▸ **The exercise**
Word for word, restate every line of the material.

● ● ●

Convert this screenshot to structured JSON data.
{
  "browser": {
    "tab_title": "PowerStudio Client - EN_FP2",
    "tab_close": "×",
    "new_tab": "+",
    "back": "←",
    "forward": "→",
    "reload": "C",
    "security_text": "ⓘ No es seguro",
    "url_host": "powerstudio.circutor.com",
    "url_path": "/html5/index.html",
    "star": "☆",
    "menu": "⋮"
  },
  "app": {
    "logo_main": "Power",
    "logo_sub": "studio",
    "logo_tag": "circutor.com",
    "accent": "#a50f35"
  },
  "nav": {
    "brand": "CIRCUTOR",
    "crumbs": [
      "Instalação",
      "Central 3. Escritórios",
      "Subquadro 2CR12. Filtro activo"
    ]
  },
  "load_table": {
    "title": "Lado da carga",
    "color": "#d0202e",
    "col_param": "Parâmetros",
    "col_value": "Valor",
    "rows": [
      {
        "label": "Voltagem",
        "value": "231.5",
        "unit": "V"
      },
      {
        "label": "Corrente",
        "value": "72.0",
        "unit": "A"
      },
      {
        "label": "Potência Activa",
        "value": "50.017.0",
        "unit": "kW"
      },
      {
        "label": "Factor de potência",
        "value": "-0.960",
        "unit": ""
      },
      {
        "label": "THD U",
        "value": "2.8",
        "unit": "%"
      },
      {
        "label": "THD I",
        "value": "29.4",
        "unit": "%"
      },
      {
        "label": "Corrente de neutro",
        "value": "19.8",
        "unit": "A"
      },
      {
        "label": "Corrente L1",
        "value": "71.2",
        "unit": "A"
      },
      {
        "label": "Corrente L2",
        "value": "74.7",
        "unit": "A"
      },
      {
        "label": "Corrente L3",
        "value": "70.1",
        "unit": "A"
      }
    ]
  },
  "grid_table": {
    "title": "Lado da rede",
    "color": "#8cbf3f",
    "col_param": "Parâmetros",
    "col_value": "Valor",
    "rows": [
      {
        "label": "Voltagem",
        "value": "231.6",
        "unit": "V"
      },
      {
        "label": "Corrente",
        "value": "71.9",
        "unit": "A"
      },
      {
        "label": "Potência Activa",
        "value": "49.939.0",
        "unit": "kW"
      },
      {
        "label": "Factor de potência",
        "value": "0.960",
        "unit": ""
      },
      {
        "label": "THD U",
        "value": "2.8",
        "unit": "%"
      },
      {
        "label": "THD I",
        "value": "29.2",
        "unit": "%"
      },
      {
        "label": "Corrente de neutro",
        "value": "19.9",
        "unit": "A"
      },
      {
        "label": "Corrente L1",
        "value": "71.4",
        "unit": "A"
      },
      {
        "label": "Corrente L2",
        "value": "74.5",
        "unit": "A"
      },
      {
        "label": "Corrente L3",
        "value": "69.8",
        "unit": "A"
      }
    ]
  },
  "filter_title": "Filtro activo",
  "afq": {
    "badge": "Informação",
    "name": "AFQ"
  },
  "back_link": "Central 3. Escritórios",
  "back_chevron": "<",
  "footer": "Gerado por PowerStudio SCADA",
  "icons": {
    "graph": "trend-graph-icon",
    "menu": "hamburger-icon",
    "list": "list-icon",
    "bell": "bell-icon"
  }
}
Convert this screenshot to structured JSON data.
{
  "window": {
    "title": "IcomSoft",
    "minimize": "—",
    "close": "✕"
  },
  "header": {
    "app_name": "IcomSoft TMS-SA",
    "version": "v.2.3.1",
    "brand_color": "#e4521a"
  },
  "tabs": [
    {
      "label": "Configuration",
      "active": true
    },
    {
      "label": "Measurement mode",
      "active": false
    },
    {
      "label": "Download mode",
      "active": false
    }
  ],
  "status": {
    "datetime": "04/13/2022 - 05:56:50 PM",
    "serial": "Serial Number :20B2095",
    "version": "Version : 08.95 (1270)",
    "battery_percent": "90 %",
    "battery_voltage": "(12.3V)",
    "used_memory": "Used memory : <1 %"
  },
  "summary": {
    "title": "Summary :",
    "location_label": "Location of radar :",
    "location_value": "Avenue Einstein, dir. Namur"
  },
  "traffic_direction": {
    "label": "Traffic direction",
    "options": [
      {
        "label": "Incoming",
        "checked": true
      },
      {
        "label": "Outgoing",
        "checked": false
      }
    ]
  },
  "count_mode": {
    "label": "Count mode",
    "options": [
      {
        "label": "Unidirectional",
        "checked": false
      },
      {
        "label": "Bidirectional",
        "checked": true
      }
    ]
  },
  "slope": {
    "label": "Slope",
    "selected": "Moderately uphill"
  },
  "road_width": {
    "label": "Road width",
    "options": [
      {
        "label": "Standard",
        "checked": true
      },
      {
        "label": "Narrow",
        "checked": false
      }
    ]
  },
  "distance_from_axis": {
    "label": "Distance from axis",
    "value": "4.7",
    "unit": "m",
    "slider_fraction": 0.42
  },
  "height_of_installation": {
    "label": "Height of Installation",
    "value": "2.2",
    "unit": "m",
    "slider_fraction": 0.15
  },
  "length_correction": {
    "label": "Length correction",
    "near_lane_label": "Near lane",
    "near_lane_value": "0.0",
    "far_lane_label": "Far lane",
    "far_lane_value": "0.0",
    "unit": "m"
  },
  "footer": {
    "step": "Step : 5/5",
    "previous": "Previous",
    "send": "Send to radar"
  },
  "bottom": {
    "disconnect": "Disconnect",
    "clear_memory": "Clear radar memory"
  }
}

● ● ●

▸ **Complete output**
Convert this screenshot to structured JSON data.
{
  "browser": {
    "tab_title": "PowerStudio Client - EN_FP2",
    "tab_close": "×",
    "new_tab": "+",
    "back": "←",
    "forward": "→",
    "reload": "C",
    "security_text": "ⓘ No es seguro",
    "url_host": "powerstudio.circutor.com",
    "url_path": "/html5/index.html",
    "star": "☆",
    "menu": "⋮"
  },
  "app": {
    "logo_main": "Power",
    "logo_sub": "studio",
    "logo_tag": "circutor.com",
    "accent": "#a50f35"
  },
  "nav": {
    "brand": "CIRCUTOR",
    "crumbs": [
      "Instalação",
      "Central 3. Escritórios",
      "Subquadro 2CR12. Filtro activo"
    ]
  },
  "load_table": {
    "title": "Lado da carga",
    "color": "#d0202e",
    "col_param": "Parâmetros",
    "col_value": "Valor",
    "rows": [
      {
        "label": "Voltagem",
        "value": "231.5",
        "unit": "V"
      },
      {
        "label": "Corrente",
        "value": "72.0",
        "unit": "A"
      },
      {
        "label": "Potência Activa",
        "value": "50.017.0",
        "unit": "kW"
      },
      {
        "label": "Factor de potência",
        "value": "-0.960",
        "unit": ""
      },
      {
        "label": "THD U",
        "value": "2.8",
        "unit": "%"
      },
      {
        "label": "THD I",
        "value": "29.4",
        "unit": "%"
      },
      {
        "label": "Corrente de neutro",
        "value": "19.8",
        "unit": "A"
      },
      {
        "label": "Corrente L1",
        "value": "71.2",
        "unit": "A"
      },
      {
        "label": "Corrente L2",
        "value": "74.7",
        "unit": "A"
      },
      {
        "label": "Corrente L3",
        "value": "70.1",
        "unit": "A"
      }
    ]
  },
  "grid_table": {
    "title": "Lado da rede",
    "color": "#8cbf3f",
    "col_param": "Parâmetros",
    "col_value": "Valor",
    "rows": [
      {
        "label": "Voltagem",
        "value": "231.6",
        "unit": "V"
      },
      {
        "label": "Corrente",
        "value": "71.9",
        "unit": "A"
      },
      {
        "label": "Potência Activa",
        "value": "49.939.0",
        "unit": "kW"
      },
      {
        "label": "Factor de potência",
        "value": "0.960",
        "unit": ""
      },
      {
        "label": "THD U",
        "value": "2.8",
        "unit": "%"
      },
      {
        "label": "THD I",
        "value": "29.2",
        "unit": "%"
      },
      {
        "label": "Corrente de neutro",
        "value": "19.9",
        "unit": "A"
      },
      {
        "label": "Corrente L1",
        "value": "71.4",
        "unit": "A"
      },
      {
        "label": "Corrente L2",
        "value": "74.5",
        "unit": "A"
      },
      {
        "label": "Corrente L3",
        "value": "69.8",
        "unit": "A"
      }
    ]
  },
  "filter_title": "Filtro activo",
  "afq": {
    "badge": "Informação",
    "name": "AFQ"
  },
  "back_link": "Central 3. Escritórios",
  "back_chevron": "<",
  "footer": "Gerado por PowerStudio SCADA",
  "icons": {
    "graph": "trend-graph-icon",
    "menu": "hamburger-icon",
    "list": "list-icon",
    "bell": "bell-icon"
  }
}
Convert this screenshot to structured JSON data.
{
  "window": {
    "title": "IcomSoft",
    "minimize": "—",
    "close": "✕"
  },
  "header": {
    "app_name": "IcomSoft TMS-SA",
    "version": "v.2.3.1",
    "brand_color": "#e4521a"
  },
  "tabs": [
    {
      "label": "Configuration",
      "active": true
    },
    {
      "label": "Measurement mode",
      "active": false
    },
    {
      "label": "Download mode",
      "active": false
    }
  ],
  "status": {
    "datetime": "04/13/2022 - 05:56:50 PM",
    "serial": "Serial Number :20B2095",
    "version": "Version : 08.95 (1270)",
    "battery_percent": "90 %",
    "battery_voltage": "(12.3V)",
    "used_memory": "Used memory : <1 %"
  },
  "summary": {
    "title": "Summary :",
    "location_label": "Location of radar :",
    "location_value": "Avenue Einstein, dir. Namur"
  },
  "traffic_direction": {
    "label": "Traffic direction",
    "options": [
      {
        "label": "Incoming",
        "checked": true
      },
      {
        "label": "Outgoing",
        "checked": false
      }
    ]
  },
  "count_mode": {
    "label": "Count mode",
    "options": [
      {
        "label": "Unidirectional",
        "checked": false
      },
      {
        "label": "Bidirectional",
        "checked": true
      }
    ]
  },
  "slope": {
    "label": "Slope",
    "selected": "Moderately uphill"
  },
  "road_width": {
    "label": "Road width",
    "options": [
      {
        "label": "Standard",
        "checked": true
      },
      {
        "label": "Narrow",
        "checked": false
      }
    ]
  },
  "distance_from_axis": {
    "label": "Distance from axis",
    "value": "4.7",
    "unit": "m",
    "slider_fraction": 0.42
  },
  "height_of_installation": {
    "label": "Height of Installation",
    "value": "2.2",
    "unit": "m",
    "slider_fraction": 0.15
  },
  "length_correction": {
    "label": "Length correction",
    "near_lane_label": "Near lane",
    "near_lane_value": "0.0",
    "far_lane_label": "Far lane",
    "far_lane_value": "0.0",
    "unit": "m"
  },
  "footer": {
    "step": "Step : 5/5",
    "previous": "Previous",
    "send": "Send to radar"
  },
  "bottom": {
    "disconnect": "Disconnect",
    "clear_memory": "Clear radar memory"
  }
}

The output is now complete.